RECORDS SHOWN:
..............................
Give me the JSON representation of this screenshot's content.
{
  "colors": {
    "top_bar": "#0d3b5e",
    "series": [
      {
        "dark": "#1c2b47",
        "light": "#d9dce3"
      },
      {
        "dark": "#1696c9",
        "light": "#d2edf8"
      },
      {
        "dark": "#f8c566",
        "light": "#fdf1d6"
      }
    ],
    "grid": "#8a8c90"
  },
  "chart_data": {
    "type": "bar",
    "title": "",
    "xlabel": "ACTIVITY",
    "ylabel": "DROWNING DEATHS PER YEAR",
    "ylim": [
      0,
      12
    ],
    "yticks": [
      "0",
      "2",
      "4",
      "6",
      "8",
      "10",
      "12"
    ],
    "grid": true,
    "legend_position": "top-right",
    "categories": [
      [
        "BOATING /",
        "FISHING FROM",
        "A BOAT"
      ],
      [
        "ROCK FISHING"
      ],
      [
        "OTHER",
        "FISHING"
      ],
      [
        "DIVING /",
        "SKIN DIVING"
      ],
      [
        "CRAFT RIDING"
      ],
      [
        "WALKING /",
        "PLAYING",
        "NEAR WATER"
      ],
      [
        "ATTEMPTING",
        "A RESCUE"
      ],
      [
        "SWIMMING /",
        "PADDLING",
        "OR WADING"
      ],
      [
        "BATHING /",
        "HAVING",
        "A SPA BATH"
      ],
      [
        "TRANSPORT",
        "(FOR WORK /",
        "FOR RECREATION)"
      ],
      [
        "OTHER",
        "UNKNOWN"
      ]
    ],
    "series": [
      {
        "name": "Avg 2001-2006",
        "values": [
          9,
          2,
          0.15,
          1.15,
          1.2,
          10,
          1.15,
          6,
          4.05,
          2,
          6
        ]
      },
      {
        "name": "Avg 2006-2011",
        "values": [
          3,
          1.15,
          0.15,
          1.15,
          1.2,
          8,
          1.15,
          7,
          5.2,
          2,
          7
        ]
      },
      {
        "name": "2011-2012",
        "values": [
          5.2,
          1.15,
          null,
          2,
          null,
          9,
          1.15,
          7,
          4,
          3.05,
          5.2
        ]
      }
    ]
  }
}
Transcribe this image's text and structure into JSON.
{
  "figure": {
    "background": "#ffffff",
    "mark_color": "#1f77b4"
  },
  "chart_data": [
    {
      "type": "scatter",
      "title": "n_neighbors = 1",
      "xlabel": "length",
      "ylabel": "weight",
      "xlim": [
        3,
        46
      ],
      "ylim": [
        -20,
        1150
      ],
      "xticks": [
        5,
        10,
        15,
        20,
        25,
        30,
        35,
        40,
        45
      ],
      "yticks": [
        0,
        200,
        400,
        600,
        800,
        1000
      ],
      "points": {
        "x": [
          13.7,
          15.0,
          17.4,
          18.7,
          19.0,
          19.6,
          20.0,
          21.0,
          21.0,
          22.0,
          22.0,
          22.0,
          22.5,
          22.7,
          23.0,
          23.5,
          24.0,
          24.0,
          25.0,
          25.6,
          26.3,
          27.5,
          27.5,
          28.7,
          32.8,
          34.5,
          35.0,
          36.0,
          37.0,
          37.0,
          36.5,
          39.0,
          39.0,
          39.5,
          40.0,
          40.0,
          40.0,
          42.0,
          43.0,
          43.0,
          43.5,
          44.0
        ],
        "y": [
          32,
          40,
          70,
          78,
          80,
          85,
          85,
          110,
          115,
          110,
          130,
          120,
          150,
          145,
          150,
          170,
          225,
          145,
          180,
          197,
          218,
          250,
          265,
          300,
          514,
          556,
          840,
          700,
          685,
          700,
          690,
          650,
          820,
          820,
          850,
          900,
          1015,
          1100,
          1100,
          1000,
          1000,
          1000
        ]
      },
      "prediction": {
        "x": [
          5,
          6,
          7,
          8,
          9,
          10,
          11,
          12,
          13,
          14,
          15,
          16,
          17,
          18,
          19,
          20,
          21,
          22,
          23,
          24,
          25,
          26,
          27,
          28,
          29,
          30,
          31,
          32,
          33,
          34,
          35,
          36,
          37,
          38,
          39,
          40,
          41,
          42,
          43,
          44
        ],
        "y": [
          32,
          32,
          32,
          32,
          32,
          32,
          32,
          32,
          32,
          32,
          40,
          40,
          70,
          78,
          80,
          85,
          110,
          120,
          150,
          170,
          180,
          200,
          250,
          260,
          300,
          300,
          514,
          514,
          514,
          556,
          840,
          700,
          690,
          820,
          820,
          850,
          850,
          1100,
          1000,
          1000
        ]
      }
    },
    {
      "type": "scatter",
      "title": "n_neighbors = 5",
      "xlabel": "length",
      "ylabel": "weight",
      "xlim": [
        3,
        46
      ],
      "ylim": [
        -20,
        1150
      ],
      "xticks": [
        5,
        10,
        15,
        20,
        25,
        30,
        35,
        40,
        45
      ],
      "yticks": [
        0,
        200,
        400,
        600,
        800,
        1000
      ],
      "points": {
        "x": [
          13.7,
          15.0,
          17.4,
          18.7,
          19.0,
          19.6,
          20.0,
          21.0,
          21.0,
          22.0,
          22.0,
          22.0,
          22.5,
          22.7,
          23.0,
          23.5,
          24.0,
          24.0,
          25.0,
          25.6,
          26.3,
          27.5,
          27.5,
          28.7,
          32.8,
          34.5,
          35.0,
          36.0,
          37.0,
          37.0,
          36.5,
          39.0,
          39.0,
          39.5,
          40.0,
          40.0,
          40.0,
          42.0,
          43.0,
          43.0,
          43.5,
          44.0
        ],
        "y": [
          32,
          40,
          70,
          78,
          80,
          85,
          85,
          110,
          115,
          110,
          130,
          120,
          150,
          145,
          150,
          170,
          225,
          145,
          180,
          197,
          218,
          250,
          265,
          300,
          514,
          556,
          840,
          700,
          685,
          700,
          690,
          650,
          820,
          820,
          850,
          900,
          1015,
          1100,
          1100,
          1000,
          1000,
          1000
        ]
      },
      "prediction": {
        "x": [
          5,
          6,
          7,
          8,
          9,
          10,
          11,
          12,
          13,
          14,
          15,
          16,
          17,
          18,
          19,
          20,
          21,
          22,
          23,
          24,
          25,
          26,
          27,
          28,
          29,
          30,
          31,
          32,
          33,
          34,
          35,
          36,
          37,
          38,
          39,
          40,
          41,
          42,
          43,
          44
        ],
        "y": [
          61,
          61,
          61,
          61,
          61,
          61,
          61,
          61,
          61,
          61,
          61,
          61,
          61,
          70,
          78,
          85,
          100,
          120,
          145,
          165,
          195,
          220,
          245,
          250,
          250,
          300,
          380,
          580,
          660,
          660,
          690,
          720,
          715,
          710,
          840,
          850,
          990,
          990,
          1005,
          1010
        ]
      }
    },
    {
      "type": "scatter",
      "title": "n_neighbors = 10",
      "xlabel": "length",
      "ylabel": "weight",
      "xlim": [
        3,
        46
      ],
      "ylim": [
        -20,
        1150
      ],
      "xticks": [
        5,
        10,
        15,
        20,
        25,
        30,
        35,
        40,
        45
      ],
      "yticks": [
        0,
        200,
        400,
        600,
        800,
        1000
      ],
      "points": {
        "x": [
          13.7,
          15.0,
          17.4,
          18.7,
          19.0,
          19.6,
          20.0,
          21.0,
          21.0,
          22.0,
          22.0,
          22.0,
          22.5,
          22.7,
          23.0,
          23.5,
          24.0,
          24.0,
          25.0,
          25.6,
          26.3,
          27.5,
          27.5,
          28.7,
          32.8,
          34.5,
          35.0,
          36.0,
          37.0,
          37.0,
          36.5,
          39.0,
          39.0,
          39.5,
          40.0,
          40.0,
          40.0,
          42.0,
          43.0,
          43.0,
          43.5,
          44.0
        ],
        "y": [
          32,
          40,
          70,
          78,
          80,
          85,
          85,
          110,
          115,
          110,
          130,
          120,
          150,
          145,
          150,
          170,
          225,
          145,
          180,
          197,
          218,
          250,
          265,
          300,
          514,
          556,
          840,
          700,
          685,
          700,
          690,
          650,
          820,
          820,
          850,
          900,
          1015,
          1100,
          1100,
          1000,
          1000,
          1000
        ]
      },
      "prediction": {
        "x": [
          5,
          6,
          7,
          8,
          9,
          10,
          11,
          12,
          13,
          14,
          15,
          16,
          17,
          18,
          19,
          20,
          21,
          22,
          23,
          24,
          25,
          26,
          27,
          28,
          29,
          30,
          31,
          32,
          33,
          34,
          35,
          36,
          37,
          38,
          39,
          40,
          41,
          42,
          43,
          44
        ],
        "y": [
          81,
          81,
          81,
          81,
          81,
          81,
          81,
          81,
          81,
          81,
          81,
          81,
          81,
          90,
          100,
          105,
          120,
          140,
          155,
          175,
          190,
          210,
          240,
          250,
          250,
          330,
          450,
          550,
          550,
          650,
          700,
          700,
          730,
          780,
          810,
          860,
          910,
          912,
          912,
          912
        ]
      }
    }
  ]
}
..............................
THE PROBLEM: Pick out the lines above that hold the string "name" and show them.

TASK SOLUTION:
        "name": "Avg 2001-2006",
        "name": "Avg 2006-2011",
        "name": "2011-2012",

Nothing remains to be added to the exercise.